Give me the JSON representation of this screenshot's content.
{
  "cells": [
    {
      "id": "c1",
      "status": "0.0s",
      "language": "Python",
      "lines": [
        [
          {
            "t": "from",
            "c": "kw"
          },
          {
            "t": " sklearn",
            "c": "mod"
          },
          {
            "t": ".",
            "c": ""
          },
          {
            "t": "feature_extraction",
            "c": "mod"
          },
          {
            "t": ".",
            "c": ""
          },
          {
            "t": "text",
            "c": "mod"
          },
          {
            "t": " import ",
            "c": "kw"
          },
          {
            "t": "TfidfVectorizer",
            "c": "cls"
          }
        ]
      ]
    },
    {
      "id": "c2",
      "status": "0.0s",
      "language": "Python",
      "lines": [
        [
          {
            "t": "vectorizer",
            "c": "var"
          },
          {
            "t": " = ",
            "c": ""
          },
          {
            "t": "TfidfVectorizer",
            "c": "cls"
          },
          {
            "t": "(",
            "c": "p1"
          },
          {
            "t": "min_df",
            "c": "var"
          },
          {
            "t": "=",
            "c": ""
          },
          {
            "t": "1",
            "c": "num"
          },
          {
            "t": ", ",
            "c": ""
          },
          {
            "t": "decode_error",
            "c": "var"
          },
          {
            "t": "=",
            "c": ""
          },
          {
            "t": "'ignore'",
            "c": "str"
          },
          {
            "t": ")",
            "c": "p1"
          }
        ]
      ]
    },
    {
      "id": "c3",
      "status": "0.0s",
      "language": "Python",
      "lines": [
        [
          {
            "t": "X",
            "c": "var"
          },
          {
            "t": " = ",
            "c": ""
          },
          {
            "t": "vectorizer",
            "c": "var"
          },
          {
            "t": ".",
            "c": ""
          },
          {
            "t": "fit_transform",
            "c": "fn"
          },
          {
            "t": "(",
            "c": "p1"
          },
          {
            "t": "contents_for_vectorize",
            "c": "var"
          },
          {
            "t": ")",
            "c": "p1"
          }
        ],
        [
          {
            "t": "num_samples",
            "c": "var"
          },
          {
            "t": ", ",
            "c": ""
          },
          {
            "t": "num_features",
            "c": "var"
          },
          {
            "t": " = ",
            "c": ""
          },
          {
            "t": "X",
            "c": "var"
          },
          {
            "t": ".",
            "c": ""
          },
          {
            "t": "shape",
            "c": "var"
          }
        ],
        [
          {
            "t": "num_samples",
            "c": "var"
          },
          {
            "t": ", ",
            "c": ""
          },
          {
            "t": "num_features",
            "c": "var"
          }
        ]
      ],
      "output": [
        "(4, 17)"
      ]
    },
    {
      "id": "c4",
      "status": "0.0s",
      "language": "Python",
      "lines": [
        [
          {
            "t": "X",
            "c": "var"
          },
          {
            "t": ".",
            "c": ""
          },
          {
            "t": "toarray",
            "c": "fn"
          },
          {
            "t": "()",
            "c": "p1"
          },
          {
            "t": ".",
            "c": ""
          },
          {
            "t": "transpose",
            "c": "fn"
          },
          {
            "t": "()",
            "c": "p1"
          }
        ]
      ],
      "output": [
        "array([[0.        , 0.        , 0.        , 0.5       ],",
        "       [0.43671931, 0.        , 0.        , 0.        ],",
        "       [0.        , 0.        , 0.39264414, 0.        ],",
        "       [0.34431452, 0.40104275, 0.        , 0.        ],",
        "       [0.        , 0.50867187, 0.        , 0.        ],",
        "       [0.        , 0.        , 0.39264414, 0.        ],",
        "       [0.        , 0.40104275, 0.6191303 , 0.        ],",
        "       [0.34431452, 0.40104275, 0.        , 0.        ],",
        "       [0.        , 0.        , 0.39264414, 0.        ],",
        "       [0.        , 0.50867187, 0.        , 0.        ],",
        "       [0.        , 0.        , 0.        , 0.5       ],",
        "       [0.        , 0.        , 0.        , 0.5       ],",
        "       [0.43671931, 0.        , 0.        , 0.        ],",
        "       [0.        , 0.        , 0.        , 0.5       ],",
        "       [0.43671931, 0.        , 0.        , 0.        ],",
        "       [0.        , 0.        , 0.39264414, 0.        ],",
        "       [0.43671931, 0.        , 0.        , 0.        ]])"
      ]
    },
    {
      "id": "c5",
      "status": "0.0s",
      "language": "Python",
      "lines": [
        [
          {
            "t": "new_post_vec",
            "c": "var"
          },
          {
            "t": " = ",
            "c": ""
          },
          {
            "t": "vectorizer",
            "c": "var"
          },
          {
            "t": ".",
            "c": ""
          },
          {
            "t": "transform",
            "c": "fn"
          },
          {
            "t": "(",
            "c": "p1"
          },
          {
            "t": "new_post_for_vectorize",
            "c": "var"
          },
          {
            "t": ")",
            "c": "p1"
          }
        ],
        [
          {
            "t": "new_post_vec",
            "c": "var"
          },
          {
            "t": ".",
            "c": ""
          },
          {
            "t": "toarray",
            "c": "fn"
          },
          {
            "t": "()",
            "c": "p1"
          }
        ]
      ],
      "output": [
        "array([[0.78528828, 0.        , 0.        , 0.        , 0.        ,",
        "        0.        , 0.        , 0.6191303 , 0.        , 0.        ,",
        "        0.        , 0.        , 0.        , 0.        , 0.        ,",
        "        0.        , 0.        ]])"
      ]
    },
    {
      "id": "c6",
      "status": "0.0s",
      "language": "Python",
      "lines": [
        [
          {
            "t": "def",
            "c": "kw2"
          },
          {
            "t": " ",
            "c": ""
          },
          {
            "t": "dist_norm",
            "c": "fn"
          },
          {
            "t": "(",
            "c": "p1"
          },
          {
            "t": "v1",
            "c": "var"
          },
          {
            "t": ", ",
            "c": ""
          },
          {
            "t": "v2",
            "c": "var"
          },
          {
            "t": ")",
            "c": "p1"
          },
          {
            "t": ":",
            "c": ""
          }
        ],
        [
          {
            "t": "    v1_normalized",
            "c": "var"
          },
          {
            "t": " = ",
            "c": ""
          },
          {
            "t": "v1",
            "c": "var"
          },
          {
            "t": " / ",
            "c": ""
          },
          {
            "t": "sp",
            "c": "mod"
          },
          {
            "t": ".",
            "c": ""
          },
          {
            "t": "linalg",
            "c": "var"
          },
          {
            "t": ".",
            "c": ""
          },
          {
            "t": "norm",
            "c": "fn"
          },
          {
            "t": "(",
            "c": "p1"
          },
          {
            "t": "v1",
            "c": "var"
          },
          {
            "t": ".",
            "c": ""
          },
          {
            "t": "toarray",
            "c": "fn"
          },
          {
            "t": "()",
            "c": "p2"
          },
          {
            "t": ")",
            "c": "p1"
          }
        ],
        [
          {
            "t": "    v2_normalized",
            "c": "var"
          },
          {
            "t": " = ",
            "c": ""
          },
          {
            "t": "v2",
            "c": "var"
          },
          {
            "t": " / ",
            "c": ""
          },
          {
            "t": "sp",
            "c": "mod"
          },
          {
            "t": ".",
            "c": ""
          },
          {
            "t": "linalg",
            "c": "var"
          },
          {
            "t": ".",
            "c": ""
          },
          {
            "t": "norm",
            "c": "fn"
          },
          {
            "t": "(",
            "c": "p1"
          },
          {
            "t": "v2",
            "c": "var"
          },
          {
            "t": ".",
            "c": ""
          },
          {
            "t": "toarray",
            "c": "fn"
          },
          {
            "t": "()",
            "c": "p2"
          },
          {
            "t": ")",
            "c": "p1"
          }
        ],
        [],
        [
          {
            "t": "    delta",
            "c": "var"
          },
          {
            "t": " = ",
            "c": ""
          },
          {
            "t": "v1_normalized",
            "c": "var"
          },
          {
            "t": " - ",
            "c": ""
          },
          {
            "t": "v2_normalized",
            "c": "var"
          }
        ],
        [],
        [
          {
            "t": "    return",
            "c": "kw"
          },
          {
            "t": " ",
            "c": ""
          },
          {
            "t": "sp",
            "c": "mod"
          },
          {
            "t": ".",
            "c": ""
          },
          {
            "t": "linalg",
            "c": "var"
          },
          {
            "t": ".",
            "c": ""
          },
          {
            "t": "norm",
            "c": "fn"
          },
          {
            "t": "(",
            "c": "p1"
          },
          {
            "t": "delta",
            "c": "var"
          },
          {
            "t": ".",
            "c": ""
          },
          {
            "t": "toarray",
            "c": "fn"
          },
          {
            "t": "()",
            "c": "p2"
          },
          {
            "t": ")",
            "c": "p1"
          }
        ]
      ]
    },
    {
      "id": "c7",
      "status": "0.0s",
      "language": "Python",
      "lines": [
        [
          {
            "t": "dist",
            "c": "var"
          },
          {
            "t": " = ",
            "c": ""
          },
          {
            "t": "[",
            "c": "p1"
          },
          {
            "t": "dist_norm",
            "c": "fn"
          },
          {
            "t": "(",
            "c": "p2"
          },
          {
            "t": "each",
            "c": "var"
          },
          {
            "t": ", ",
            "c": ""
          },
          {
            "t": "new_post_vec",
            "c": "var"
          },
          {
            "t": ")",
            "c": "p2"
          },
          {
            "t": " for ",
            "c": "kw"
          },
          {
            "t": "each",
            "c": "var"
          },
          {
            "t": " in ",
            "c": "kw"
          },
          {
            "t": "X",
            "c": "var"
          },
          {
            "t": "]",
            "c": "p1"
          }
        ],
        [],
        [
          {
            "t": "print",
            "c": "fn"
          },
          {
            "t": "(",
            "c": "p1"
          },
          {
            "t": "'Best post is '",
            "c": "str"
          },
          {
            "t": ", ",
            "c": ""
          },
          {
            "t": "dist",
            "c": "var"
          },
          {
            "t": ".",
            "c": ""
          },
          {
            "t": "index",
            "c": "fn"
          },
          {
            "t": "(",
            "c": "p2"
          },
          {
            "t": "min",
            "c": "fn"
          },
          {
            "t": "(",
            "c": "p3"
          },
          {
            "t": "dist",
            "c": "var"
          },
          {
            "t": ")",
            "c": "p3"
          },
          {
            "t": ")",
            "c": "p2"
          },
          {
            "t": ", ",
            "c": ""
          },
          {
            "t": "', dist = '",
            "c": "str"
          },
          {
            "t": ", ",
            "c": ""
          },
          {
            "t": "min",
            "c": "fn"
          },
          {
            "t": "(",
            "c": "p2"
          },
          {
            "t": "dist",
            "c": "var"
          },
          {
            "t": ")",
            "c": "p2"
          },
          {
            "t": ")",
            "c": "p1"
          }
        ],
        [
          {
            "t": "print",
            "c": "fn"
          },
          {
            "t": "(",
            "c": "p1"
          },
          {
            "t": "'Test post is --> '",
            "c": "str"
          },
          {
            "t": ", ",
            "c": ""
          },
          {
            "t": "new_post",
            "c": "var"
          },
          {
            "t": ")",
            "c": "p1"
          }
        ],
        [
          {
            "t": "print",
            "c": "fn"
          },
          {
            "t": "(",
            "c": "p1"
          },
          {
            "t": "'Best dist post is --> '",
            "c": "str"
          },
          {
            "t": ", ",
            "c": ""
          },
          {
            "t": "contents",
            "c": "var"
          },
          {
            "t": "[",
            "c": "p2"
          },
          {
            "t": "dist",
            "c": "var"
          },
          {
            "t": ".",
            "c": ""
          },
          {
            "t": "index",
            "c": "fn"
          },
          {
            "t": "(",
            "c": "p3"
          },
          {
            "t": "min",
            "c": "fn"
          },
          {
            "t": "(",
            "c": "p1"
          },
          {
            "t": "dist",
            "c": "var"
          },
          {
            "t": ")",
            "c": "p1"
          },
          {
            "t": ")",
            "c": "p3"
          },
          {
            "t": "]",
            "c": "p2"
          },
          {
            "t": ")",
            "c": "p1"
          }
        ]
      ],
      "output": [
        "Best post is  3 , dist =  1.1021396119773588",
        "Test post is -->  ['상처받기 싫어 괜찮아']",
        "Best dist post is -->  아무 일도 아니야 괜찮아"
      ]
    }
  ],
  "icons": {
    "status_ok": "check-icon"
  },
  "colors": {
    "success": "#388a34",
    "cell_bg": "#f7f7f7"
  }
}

◆ What you need to do: Keep only the lines that hold the string "Test", and copy them out.

◆ Reply:
            "t": "'Test post is --> '",
        "Test post is -->  ['상처받기 싫어 괜찮아']",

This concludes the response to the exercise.